PASSAGE SHOWN:
#####

TL/LT Thirteenth National Conference

The Trotskyist League/Ligue trotskyste, Canadian section of the International Communist League (Fourth Internationalist), held its Thirteenth National Conference this summer. Members of our Toronto and Vancouver locals and the Spartacus Youth Club as well as representatives from the ICL’s International Secretariat and our sections in the U.S. and France attended the two-day gathering, as did several comrades from Montreal. One of the decisions adopted was to establish a TL/LT organizing committee in Montreal. This follows our interventions into last year’s militant student strike and our organization of a well-attended monthly Marxist study circle in the city starting that summer. The main conference resolution noted: “If we can consolidate a presence in Montreal while maintaining our existing locals—notably our small Vancouver branch—and our regular press, this would be a significant step in building a fighting Marxist propaganda group in Canada.”

The resolution, prepared by our outgoing Central Committee and approved unanimously with some amendments, situated our work in an international framework. Five years after the start of the worst global economic crisis since the 1930s, the bourgeois rulers are continuing their austerity attacks. There has been resistance including one-day general strikes in several European countries, notably Greece, while South Africa has seen repeated militant strikes by black miners. But the war on the workers has overwhelmingly been one-sided. The labour bureaucrats and social democrats have accepted, at times openly supported or, as in some European countries, directly implemented the capitalists’ attacks, while diverting discontent into nationalism and anti-immigrant demagogy. Noting that the political period continues to be defined, if unevenly, by the impact of the counterrevolutionary destruction of the Soviet Union and the bureaucratically deformed workers states of East Europe two decades ago, the document continued:

“The struggles that have erupted in various countries have underlined the gap between the Marxist program and the prevalent consciousness among workers and the oppressed. The ‘Arab spring’ upsurges in North Africa were mainly channelled into religious fundamentalism. In Latin America, Chávez-style bourgeois populism is touted as ‘21st century socialism’ by a host of reformist groups who no longer even pretend to fight for workers revolution. Calls to build broad reformist or populist parties explicitly counterposed to Leninism are ubiquitous among our fake-Marxist opponents. It is crucial that we seek to intersect with our program struggles that arise. But the ICL’s tasks remain overwhelmingly propagandistic: explaining a proletarian-revolutionary worldview to a relatively small audience; recruiting, educating and training a Marxist cadre.”

#####

DATASET EXCERPTS:
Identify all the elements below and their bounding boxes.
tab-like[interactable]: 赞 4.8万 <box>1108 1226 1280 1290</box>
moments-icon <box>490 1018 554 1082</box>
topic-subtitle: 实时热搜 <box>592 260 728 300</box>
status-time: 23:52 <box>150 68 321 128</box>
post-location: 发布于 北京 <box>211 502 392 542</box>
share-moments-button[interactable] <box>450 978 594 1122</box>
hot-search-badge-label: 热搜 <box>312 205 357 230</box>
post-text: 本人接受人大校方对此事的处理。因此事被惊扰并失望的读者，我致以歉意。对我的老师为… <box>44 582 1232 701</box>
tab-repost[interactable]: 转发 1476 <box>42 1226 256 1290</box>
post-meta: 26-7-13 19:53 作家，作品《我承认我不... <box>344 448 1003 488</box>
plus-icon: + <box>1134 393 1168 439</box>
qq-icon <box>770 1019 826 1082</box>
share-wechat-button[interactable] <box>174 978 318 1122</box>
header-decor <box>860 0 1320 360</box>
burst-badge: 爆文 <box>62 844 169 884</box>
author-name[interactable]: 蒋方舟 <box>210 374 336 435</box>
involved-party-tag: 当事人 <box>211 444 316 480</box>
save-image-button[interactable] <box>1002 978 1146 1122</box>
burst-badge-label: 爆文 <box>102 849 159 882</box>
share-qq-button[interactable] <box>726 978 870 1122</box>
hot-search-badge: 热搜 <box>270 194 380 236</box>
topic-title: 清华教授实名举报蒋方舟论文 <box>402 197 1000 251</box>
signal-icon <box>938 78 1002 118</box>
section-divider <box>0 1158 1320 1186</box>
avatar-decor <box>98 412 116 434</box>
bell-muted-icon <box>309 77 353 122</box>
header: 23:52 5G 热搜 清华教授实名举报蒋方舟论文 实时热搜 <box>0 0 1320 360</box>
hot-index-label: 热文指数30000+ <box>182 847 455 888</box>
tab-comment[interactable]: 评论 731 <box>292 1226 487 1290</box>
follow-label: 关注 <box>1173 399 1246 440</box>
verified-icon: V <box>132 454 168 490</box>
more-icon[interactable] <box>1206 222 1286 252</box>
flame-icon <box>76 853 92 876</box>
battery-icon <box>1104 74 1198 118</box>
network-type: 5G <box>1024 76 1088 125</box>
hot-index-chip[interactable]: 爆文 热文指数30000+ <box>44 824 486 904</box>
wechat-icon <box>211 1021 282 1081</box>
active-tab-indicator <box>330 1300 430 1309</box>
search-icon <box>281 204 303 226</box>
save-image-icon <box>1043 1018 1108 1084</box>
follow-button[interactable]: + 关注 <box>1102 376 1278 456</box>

#####

GIVEN INSTRUCTION: According to the conference report, what did the conference decide to establish in Montreal?

FINAL RESULT: A TL/LT organizing committee.